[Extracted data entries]
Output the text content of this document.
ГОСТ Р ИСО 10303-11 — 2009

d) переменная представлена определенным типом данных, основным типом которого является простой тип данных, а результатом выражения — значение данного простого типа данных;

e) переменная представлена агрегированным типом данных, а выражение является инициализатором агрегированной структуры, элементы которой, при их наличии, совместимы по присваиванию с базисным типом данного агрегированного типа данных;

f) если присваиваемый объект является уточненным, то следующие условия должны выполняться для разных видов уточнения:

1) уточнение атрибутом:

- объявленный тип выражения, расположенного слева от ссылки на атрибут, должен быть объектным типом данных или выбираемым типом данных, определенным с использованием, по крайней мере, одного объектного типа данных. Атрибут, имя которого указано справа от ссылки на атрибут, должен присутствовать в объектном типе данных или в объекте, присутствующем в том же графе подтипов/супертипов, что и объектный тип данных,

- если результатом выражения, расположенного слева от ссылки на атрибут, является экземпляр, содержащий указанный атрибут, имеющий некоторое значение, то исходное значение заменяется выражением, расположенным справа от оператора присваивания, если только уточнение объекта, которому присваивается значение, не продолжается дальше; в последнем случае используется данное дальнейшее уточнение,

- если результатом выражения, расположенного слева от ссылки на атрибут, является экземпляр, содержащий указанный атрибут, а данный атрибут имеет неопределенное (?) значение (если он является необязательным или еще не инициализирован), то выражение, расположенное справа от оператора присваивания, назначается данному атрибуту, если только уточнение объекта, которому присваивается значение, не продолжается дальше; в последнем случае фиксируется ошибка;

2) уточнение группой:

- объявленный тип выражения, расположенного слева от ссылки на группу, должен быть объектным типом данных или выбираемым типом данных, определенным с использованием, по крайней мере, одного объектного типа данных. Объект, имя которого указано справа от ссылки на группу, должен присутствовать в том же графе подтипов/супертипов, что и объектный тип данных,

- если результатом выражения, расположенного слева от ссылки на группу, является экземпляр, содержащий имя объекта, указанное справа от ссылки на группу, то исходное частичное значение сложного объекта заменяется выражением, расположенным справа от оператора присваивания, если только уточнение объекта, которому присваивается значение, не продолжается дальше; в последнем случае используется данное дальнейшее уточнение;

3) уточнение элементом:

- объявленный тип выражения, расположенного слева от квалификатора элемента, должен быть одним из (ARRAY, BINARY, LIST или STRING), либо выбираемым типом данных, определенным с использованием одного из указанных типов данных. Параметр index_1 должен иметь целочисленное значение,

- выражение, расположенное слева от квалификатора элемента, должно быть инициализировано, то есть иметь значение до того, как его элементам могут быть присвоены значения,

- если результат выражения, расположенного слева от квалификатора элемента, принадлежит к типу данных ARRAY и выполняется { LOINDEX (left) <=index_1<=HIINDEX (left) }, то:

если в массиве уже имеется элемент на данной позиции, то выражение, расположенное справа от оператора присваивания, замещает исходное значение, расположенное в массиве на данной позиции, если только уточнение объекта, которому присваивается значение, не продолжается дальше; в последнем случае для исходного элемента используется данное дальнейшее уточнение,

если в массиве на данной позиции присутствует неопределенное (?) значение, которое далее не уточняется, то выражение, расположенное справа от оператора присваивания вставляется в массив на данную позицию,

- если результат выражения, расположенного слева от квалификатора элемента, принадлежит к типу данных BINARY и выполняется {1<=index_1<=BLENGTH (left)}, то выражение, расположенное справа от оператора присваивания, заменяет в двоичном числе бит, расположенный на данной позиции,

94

### EXERCISE DETAILS
Extract every entry in the listing word for word.

### SOLUTION FOR THIS EXERCISE
Output the text content of this document.
ГОСТ Р ИСО 10303-11 — 2009

d) переменная представлена определенным типом данных, основным типом которого является простой тип данных, а результатом выражения — значение данного простого типа данных;

e) переменная представлена агрегированным типом данных, а выражение является инициализатором агрегированной структуры, элементы которой, при их наличии, совместимы по присваиванию с базисным типом данного агрегированного типа данных;

f) если присваиваемый объект является уточненным, то следующие условия должны выполняться для разных видов уточнения:

1) уточнение атрибутом:

- объявленный тип выражения, расположенного слева от ссылки на атрибут, должен быть объектным типом данных или выбираемым типом данных, определенным с использованием, по крайней мере, одного объектного типа данных. Атрибут, имя которого указано справа от ссылки на атрибут, должен присутствовать в объектном типе данных или в объекте, присутствующем в том же графе подтипов/супертипов, что и объектный тип данных,

- если результатом выражения, расположенного слева от ссылки на атрибут, является экземпляр, содержащий указанный атрибут, имеющий некоторое значение, то исходное значение заменяется выражением, расположенным справа от оператора присваивания, если только уточнение объекта, которому присваивается значение, не продолжается дальше; в последнем случае используется данное дальнейшее уточнение,

- если результатом выражения, расположенного слева от ссылки на атрибут, является экземпляр, содержащий указанный атрибут, а данный атрибут имеет неопределенное (?) значение (если он является необязательным или еще не инициализирован), то выражение, расположенное справа от оператора присваивания, назначается данному атрибуту, если только уточнение объекта, которому присваивается значение, не продолжается дальше; в последнем случае фиксируется ошибка;

2) уточнение группой:

- объявленный тип выражения, расположенного слева от ссылки на группу, должен быть объектным типом данных или выбираемым типом данных, определенным с использованием, по крайней мере, одного объектного типа данных. Объект, имя которого указано справа от ссылки на группу, должен присутствовать в том же графе подтипов/супертипов, что и объектный тип данных,

- если результатом выражения, расположенного слева от ссылки на группу, является экземпляр, содержащий имя объекта, указанное справа от ссылки на группу, то исходное частичное значение сложного объекта заменяется выражением, расположенным справа от оператора присваивания, если только уточнение объекта, которому присваивается значение, не продолжается дальше; в последнем случае используется данное дальнейшее уточнение;

3) уточнение элементом:

- объявленный тип выражения, расположенного слева от квалификатора элемента, должен быть одним из (ARRAY, BINARY, LIST или STRING), либо выбираемым типом данных, определенным с использованием одного из указанных типов данных. Параметр index_1 должен иметь целочисленное значение,

- выражение, расположенное слева от квалификатора элемента, должно быть инициализировано, то есть иметь значение до того, как его элементам могут быть присвоены значения,

- если результат выражения, расположенного слева от квалификатора элемента, принадлежит к типу данных ARRAY и выполняется { LOINDEX (left) <=index_1<=HIINDEX (left) }, то:

если в массиве уже имеется элемент на данной позиции, то выражение, расположенное справа от оператора присваивания, замещает исходное значение, расположенное в массиве на данной позиции, если только уточнение объекта, которому присваивается значение, не продолжается дальше; в последнем случае для исходного элемента используется данное дальнейшее уточнение,

если в массиве на данной позиции присутствует неопределенное (?) значение, которое далее не уточняется, то выражение, расположенное справа от оператора присваивания вставляется в массив на данную позицию,

- если результат выражения, расположенного слева от квалификатора элемента, принадлежит к типу данных BINARY и выполняется {1<=index_1<=BLENGTH (left)}, то выражение, расположенное справа от оператора присваивания, заменяет в двоичном числе бит, расположенный на данной позиции,

94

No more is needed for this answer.